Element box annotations

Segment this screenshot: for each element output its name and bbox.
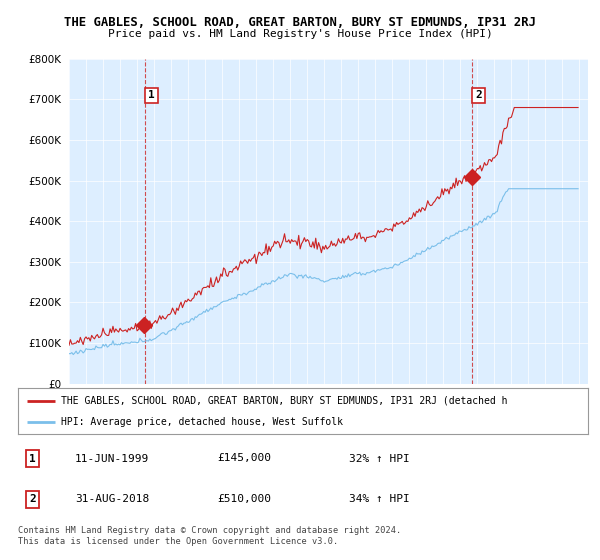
- Text: 2: 2: [475, 90, 482, 100]
- Text: THE GABLES, SCHOOL ROAD, GREAT BARTON, BURY ST EDMUNDS, IP31 2RJ (detached h: THE GABLES, SCHOOL ROAD, GREAT BARTON, B…: [61, 395, 507, 405]
- Text: 2: 2: [29, 494, 35, 505]
- Text: THE GABLES, SCHOOL ROAD, GREAT BARTON, BURY ST EDMUNDS, IP31 2RJ: THE GABLES, SCHOOL ROAD, GREAT BARTON, B…: [64, 16, 536, 29]
- Text: 34% ↑ HPI: 34% ↑ HPI: [349, 494, 409, 505]
- Text: 32% ↑ HPI: 32% ↑ HPI: [349, 454, 409, 464]
- Text: 1: 1: [29, 454, 35, 464]
- Text: £510,000: £510,000: [218, 494, 271, 505]
- Text: Price paid vs. HM Land Registry's House Price Index (HPI): Price paid vs. HM Land Registry's House …: [107, 29, 493, 39]
- Text: Contains HM Land Registry data © Crown copyright and database right 2024.
This d: Contains HM Land Registry data © Crown c…: [18, 526, 401, 546]
- Text: 31-AUG-2018: 31-AUG-2018: [75, 494, 149, 505]
- Text: 1: 1: [148, 90, 155, 100]
- Text: HPI: Average price, detached house, West Suffolk: HPI: Average price, detached house, West…: [61, 417, 343, 427]
- Text: 11-JUN-1999: 11-JUN-1999: [75, 454, 149, 464]
- Text: £145,000: £145,000: [218, 454, 271, 464]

Required work
Render every line of the material above as a JSON list of strings, one string per line, leaving out blank lines and the picture.

Solved exercise
[
  "Segment this screenshot: for each element output its name and bbox.",
  "- Text: 2: 2: [475, 90, 482, 100]",
  "- Text: THE GABLES, SCHOOL ROAD, GREAT BARTON, BURY ST EDMUNDS, IP31 2RJ (detached h: THE GABLES, SCHOOL ROAD, GREAT BARTON, B…: [61, 395, 507, 405]",
  "- Text: 2: 2: [29, 494, 35, 505]",
  "- Text: THE GABLES, SCHOOL ROAD, GREAT BARTON, BURY ST EDMUNDS, IP31 2RJ: THE GABLES, SCHOOL ROAD, GREAT BARTON, B…: [64, 16, 536, 29]",
  "- Text: 34% ↑ HPI: 34% ↑ HPI: [349, 494, 409, 505]",
  "- Text: 32% ↑ HPI: 32% ↑ HPI: [349, 454, 409, 464]",
  "- Text: 1: 1: [29, 454, 35, 464]",
  "- Text: £510,000: £510,000: [218, 494, 271, 505]",
  "- Text: Price paid vs. HM Land Registry's House Price Index (HPI): Price paid vs. HM Land Registry's House …: [107, 29, 493, 39]",
  "- Text: Contains HM Land Registry data © Crown copyright and database right 2024.",
  "This d: Contains HM Land Registry data © Crown c…: [18, 526, 401, 546]",
  "- Text: 31-AUG-2018: 31-AUG-2018: [75, 494, 149, 505]",
  "- Text: 1: 1: [148, 90, 155, 100]",
  "- Text: HPI: Average price, detached house, West Suffolk: HPI: Average price, detached house, West…: [61, 417, 343, 427]",
  "- Text: 11-JUN-1999: 11-JUN-1999: [75, 454, 149, 464]",
  "- Text: £145,000: £145,000: [218, 454, 271, 464]"
]